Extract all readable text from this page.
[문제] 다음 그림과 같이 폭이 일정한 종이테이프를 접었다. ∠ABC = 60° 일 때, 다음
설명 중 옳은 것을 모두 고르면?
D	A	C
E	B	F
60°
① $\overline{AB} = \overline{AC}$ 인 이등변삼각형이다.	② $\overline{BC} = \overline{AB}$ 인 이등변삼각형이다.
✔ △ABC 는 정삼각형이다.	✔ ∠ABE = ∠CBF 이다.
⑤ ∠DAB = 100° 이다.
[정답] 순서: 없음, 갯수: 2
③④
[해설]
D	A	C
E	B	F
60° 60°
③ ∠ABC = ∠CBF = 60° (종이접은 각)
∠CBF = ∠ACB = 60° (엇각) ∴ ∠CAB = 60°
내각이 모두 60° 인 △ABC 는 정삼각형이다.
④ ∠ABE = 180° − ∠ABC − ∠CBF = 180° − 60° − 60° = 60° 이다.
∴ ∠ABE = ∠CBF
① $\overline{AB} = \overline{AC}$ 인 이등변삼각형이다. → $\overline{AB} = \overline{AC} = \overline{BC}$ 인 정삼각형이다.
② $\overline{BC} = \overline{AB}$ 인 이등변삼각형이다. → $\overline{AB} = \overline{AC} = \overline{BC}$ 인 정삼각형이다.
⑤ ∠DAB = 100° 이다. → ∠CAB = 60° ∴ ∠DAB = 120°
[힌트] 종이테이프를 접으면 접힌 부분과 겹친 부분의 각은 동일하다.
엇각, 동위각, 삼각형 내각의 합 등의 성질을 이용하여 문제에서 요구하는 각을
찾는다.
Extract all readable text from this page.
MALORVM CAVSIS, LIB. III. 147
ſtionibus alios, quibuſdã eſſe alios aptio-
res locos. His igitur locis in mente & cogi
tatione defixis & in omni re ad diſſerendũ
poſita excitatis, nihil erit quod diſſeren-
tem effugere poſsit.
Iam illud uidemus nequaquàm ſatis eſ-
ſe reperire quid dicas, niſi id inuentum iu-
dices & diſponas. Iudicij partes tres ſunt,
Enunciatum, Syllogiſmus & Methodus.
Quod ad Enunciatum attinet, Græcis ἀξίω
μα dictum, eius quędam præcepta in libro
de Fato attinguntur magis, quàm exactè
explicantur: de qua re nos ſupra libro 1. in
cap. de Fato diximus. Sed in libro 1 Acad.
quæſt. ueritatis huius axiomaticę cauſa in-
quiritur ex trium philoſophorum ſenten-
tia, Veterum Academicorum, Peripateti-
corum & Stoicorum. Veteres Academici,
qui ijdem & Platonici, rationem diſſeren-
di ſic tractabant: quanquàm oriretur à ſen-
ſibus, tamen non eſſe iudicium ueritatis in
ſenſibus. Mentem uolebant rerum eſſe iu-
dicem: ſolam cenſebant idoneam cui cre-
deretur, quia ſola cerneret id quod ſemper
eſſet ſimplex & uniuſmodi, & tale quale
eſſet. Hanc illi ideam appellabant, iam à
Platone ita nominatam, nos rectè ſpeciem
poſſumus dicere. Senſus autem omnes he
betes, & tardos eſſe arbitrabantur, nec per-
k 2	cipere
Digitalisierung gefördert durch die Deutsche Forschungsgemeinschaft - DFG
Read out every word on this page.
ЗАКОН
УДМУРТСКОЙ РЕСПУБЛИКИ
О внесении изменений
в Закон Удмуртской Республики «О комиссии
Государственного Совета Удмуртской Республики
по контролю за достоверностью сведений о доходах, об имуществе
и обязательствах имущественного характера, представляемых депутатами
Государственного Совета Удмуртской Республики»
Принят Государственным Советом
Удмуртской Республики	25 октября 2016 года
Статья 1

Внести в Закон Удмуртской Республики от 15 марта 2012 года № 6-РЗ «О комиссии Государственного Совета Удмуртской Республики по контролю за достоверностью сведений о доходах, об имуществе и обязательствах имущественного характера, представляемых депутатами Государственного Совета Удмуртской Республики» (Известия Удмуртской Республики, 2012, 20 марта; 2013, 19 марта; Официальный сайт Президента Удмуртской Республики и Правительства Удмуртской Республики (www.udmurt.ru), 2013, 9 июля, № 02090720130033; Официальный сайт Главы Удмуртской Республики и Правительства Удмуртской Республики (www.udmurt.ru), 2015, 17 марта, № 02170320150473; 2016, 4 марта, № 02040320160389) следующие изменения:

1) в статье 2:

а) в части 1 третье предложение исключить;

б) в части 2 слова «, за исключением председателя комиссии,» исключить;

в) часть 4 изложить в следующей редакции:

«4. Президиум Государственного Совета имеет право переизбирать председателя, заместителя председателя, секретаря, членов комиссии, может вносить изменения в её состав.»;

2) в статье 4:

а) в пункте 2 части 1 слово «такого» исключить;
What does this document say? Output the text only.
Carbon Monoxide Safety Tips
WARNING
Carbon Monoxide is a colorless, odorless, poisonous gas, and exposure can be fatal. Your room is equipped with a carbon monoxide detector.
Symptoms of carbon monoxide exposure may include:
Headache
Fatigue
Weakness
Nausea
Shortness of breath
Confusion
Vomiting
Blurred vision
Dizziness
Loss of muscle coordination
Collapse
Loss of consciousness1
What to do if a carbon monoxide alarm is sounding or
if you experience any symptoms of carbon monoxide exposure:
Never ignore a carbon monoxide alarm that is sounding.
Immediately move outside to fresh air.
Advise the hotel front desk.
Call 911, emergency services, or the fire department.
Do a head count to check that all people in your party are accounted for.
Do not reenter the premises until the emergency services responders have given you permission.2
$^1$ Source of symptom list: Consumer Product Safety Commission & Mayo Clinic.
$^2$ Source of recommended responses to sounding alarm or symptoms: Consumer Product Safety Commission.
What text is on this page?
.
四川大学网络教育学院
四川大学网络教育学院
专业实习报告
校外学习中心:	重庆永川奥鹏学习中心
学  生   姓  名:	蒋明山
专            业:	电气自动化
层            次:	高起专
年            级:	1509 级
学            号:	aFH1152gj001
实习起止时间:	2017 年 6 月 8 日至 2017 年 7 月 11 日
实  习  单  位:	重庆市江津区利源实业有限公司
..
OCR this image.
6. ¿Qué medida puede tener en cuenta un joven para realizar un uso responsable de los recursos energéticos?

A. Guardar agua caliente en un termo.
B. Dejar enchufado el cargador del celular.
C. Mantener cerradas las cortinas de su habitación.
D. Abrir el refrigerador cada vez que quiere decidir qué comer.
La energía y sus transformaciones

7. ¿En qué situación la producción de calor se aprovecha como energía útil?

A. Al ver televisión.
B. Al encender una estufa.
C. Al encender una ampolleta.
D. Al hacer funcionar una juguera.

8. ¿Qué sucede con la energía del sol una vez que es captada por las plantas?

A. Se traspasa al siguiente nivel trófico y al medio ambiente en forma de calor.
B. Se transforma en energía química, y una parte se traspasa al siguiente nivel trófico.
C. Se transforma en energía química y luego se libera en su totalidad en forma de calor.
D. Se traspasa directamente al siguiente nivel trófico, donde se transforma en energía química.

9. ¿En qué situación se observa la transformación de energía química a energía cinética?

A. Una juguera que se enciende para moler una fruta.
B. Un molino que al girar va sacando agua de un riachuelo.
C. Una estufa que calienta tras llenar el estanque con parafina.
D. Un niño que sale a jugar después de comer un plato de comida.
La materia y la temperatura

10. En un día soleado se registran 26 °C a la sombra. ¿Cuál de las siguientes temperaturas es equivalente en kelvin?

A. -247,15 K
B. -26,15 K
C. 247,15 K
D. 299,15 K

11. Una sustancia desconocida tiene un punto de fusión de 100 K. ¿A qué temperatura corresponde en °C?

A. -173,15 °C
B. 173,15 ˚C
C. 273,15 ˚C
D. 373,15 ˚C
*****
* [Goal]:
From the line containing "OCR this image." through the closing line of the material above, return every line exactly and omit all others.

* [Output of the task]:
OCR this image.
6. ¿Qué medida puede tener en cuenta un joven para realizar un uso responsable de los recursos energéticos?

A. Guardar agua caliente en un termo.
B. Dejar enchufado el cargador del celular.
C. Mantener cerradas las cortinas de su habitación.
D. Abrir el refrigerador cada vez que quiere decidir qué comer.
La energía y sus transformaciones

7. ¿En qué situación la producción de calor se aprovecha como energía útil?

A. Al ver televisión.
B. Al encender una estufa.
C. Al encender una ampolleta.
D. Al hacer funcionar una juguera.

8. ¿Qué sucede con la energía del sol una vez que es captada por las plantas?

A. Se traspasa al siguiente nivel trófico y al medio ambiente en forma de calor.
B. Se transforma en energía química, y una parte se traspasa al siguiente nivel trófico.
C. Se transforma en energía química y luego se libera en su totalidad en forma de calor.
D. Se traspasa directamente al siguiente nivel trófico, donde se transforma en energía química.

9. ¿En qué situación se observa la transformación de energía química a energía cinética?

A. Una juguera que se enciende para moler una fruta.
B. Un molino que al girar va sacando agua de un riachuelo.
C. Una estufa que calienta tras llenar el estanque con parafina.
D. Un niño que sale a jugar después de comer un plato de comida.
La materia y la temperatura

10. En un día soleado se registran 26 °C a la sombra. ¿Cuál de las siguientes temperaturas es equivalente en kelvin?

A. -247,15 K
B. -26,15 K
C. 247,15 K
D. 299,15 K

11. Una sustancia desconocida tiene un punto de fusión de 100 K. ¿A qué temperatura corresponde en °C?

A. -173,15 °C
B. 173,15 ˚C
C. 273,15 ˚C
D. 373,15 ˚C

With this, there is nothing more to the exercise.